● **Exercise task**
Transcribe each of the entries below character for character, without changing any line.

---------------

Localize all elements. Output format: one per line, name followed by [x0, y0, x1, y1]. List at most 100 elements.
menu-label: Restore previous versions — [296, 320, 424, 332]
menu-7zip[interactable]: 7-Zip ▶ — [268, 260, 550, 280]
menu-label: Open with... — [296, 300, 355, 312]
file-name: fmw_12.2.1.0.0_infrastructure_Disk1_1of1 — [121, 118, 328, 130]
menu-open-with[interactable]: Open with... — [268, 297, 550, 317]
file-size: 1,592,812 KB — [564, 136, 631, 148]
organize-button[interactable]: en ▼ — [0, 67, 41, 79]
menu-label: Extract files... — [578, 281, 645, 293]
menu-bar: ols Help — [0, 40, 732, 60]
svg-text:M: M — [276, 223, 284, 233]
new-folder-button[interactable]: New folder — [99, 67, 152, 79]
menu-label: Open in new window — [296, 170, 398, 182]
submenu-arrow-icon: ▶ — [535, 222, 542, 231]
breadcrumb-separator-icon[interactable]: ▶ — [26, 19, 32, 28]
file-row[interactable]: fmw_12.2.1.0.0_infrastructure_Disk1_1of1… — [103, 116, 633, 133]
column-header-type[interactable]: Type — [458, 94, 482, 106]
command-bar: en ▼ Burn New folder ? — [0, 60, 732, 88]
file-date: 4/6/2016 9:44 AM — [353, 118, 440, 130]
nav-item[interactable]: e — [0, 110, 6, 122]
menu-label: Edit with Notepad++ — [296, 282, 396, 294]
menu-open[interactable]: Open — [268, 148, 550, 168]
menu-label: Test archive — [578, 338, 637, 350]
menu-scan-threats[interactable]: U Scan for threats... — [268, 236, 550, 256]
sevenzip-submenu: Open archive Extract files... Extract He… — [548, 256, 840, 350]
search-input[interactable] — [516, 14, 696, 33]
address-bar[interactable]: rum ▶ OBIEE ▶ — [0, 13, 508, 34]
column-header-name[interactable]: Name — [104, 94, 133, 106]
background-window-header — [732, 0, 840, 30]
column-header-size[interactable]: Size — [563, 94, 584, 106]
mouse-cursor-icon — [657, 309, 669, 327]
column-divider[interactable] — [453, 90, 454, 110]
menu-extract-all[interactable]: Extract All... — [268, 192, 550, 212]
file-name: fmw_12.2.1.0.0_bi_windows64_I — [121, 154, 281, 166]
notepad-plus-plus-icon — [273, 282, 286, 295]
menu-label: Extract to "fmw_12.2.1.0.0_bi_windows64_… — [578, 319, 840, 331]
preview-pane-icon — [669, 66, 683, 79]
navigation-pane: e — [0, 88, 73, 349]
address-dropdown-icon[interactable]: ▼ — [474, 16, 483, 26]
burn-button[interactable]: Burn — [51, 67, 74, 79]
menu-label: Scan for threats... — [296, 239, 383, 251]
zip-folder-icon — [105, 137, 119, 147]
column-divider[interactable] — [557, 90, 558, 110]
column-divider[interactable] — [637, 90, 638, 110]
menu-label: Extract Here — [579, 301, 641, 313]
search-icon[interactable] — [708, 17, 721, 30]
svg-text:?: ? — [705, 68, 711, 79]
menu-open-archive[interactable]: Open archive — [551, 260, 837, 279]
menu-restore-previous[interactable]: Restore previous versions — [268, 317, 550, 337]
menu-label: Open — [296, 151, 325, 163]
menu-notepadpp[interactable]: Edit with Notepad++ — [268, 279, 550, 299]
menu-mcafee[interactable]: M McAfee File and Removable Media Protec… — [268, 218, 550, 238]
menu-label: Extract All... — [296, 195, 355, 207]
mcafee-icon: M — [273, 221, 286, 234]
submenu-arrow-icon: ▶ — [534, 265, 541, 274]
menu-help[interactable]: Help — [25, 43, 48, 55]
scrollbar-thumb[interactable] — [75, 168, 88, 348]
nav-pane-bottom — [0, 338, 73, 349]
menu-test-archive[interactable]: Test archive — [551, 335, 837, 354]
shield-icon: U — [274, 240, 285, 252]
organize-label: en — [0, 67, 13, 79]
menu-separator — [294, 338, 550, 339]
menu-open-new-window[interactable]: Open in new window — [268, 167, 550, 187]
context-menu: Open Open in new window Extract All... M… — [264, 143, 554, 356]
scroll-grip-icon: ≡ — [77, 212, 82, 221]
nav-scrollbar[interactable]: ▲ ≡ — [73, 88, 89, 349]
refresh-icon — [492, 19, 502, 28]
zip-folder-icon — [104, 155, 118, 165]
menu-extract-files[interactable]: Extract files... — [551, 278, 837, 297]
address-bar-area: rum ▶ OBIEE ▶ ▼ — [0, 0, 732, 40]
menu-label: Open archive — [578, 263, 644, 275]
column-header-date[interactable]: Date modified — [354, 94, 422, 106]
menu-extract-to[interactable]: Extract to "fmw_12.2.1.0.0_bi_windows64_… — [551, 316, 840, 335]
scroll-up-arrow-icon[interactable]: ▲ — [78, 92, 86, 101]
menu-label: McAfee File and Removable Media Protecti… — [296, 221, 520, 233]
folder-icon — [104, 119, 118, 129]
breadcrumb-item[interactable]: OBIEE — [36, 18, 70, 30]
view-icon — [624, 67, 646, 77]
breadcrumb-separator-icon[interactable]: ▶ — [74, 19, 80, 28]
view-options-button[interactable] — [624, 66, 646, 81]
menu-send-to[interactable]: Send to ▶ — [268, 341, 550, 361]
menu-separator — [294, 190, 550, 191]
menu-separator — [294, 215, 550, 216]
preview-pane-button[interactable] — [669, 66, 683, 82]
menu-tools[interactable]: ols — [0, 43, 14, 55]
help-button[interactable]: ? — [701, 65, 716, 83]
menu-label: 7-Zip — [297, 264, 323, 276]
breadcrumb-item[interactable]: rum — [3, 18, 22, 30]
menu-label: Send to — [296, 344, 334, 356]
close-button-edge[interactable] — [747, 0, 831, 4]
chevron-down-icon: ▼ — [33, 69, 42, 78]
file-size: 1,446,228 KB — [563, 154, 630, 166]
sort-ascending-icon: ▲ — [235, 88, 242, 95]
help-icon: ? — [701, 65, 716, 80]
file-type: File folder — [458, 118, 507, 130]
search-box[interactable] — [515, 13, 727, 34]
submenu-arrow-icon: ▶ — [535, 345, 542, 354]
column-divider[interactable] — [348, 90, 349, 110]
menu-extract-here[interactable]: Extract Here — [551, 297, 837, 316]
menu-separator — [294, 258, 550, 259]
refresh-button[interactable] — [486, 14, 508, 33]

---------------

● **Output**
Localize all elements. Output format: one per line, name followed by [x0, y0, x1, y1]. List at most 100 elements.
menu-label: Restore previous versions — [296, 320, 424, 332]
menu-7zip[interactable]: 7-Zip ▶ — [268, 260, 550, 280]
menu-label: Open with... — [296, 300, 355, 312]
file-name: fmw_12.2.1.0.0_infrastructure_Disk1_1of1 — [121, 118, 328, 130]
menu-open-with[interactable]: Open with... — [268, 297, 550, 317]
file-size: 1,592,812 KB — [564, 136, 631, 148]
organize-button[interactable]: en ▼ — [0, 67, 41, 79]
menu-label: Extract files... — [578, 281, 645, 293]
menu-bar: ols Help — [0, 40, 732, 60]
svg-text:M: M — [276, 223, 284, 233]
new-folder-button[interactable]: New folder — [99, 67, 152, 79]
menu-label: Open in new window — [296, 170, 398, 182]
submenu-arrow-icon: ▶ — [535, 222, 542, 231]
breadcrumb-separator-icon[interactable]: ▶ — [26, 19, 32, 28]
file-row[interactable]: fmw_12.2.1.0.0_infrastructure_Disk1_1of1… — [103, 116, 633, 133]
column-header-type[interactable]: Type — [458, 94, 482, 106]
command-bar: en ▼ Burn New folder ? — [0, 60, 732, 88]
file-date: 4/6/2016 9:44 AM — [353, 118, 440, 130]
nav-item[interactable]: e — [0, 110, 6, 122]
menu-label: Edit with Notepad++ — [296, 282, 396, 294]
menu-open[interactable]: Open — [268, 148, 550, 168]
menu-label: Test archive — [578, 338, 637, 350]
menu-scan-threats[interactable]: U Scan for threats... — [268, 236, 550, 256]
sevenzip-submenu: Open archive Extract files... Extract He… — [548, 256, 840, 350]
search-input[interactable] — [516, 14, 696, 33]
address-bar[interactable]: rum ▶ OBIEE ▶ — [0, 13, 508, 34]
column-header-name[interactable]: Name — [104, 94, 133, 106]
background-window-header — [732, 0, 840, 30]
column-header-size[interactable]: Size — [563, 94, 584, 106]
mouse-cursor-icon — [657, 309, 669, 327]
column-divider[interactable] — [453, 90, 454, 110]
menu-extract-all[interactable]: Extract All... — [268, 192, 550, 212]
file-name: fmw_12.2.1.0.0_bi_windows64_I — [121, 154, 281, 166]
notepad-plus-plus-icon — [273, 282, 286, 295]
menu-label: Extract to "fmw_12.2.1.0.0_bi_windows64_… — [578, 319, 840, 331]
preview-pane-icon — [669, 66, 683, 79]
navigation-pane: e — [0, 88, 73, 349]
address-dropdown-icon[interactable]: ▼ — [474, 16, 483, 26]
burn-button[interactable]: Burn — [51, 67, 74, 79]
menu-label: Scan for threats... — [296, 239, 383, 251]
zip-folder-icon — [105, 137, 119, 147]
column-divider[interactable] — [557, 90, 558, 110]
column-divider[interactable] — [637, 90, 638, 110]
menu-label: Extract Here — [579, 301, 641, 313]
search-icon[interactable] — [708, 17, 721, 30]
svg-text:?: ? — [705, 68, 711, 79]
menu-open-archive[interactable]: Open archive — [551, 260, 837, 279]
menu-restore-previous[interactable]: Restore previous versions — [268, 317, 550, 337]
menu-label: Open — [296, 151, 325, 163]
menu-notepadpp[interactable]: Edit with Notepad++ — [268, 279, 550, 299]
menu-mcafee[interactable]: M McAfee File and Removable Media Protec… — [268, 218, 550, 238]
menu-label: Extract All... — [296, 195, 355, 207]
mcafee-icon: M — [273, 221, 286, 234]
submenu-arrow-icon: ▶ — [534, 265, 541, 274]
menu-help[interactable]: Help — [25, 43, 48, 55]
scrollbar-thumb[interactable] — [75, 168, 88, 348]
nav-pane-bottom — [0, 338, 73, 349]
menu-test-archive[interactable]: Test archive — [551, 335, 837, 354]
shield-icon: U — [274, 240, 285, 252]
organize-label: en — [0, 67, 13, 79]
menu-separator — [294, 338, 550, 339]
menu-open-new-window[interactable]: Open in new window — [268, 167, 550, 187]
context-menu: Open Open in new window Extract All... M… — [264, 143, 554, 356]
scroll-grip-icon: ≡ — [77, 212, 82, 221]
nav-scrollbar[interactable]: ▲ ≡ — [73, 88, 89, 349]
refresh-icon — [492, 19, 502, 28]
zip-folder-icon — [104, 155, 118, 165]
menu-extract-files[interactable]: Extract files... — [551, 278, 837, 297]
address-bar-area: rum ▶ OBIEE ▶ ▼ — [0, 0, 732, 40]
menu-label: Open archive — [578, 263, 644, 275]
column-header-date[interactable]: Date modified — [354, 94, 422, 106]
menu-extract-to[interactable]: Extract to "fmw_12.2.1.0.0_bi_windows64_… — [551, 316, 840, 335]
scroll-up-arrow-icon[interactable]: ▲ — [78, 92, 86, 101]
menu-label: McAfee File and Removable Media Protecti… — [296, 221, 520, 233]
folder-icon — [104, 119, 118, 129]
breadcrumb-item[interactable]: OBIEE — [36, 18, 70, 30]
view-icon — [624, 67, 646, 77]
breadcrumb-separator-icon[interactable]: ▶ — [74, 19, 80, 28]
view-options-button[interactable] — [624, 66, 646, 81]
menu-send-to[interactable]: Send to ▶ — [268, 341, 550, 361]
menu-separator — [294, 190, 550, 191]
menu-separator — [294, 215, 550, 216]
preview-pane-button[interactable] — [669, 66, 683, 82]
menu-tools[interactable]: ols — [0, 43, 14, 55]
help-button[interactable]: ? — [701, 65, 716, 83]
menu-label: 7-Zip — [297, 264, 323, 276]
breadcrumb-item[interactable]: rum — [3, 18, 22, 30]
menu-label: Send to — [296, 344, 334, 356]
close-button-edge[interactable] — [747, 0, 831, 4]
chevron-down-icon: ▼ — [33, 69, 42, 78]
file-size: 1,446,228 KB — [563, 154, 630, 166]
sort-ascending-icon: ▲ — [235, 88, 242, 95]
help-icon: ? — [701, 65, 716, 80]
file-type: File folder — [458, 118, 507, 130]
search-box[interactable] — [515, 13, 727, 34]
submenu-arrow-icon: ▶ — [535, 345, 542, 354]
column-divider[interactable] — [348, 90, 349, 110]
menu-extract-here[interactable]: Extract Here — [551, 297, 837, 316]
menu-separator — [294, 258, 550, 259]
refresh-button[interactable] — [486, 14, 508, 33]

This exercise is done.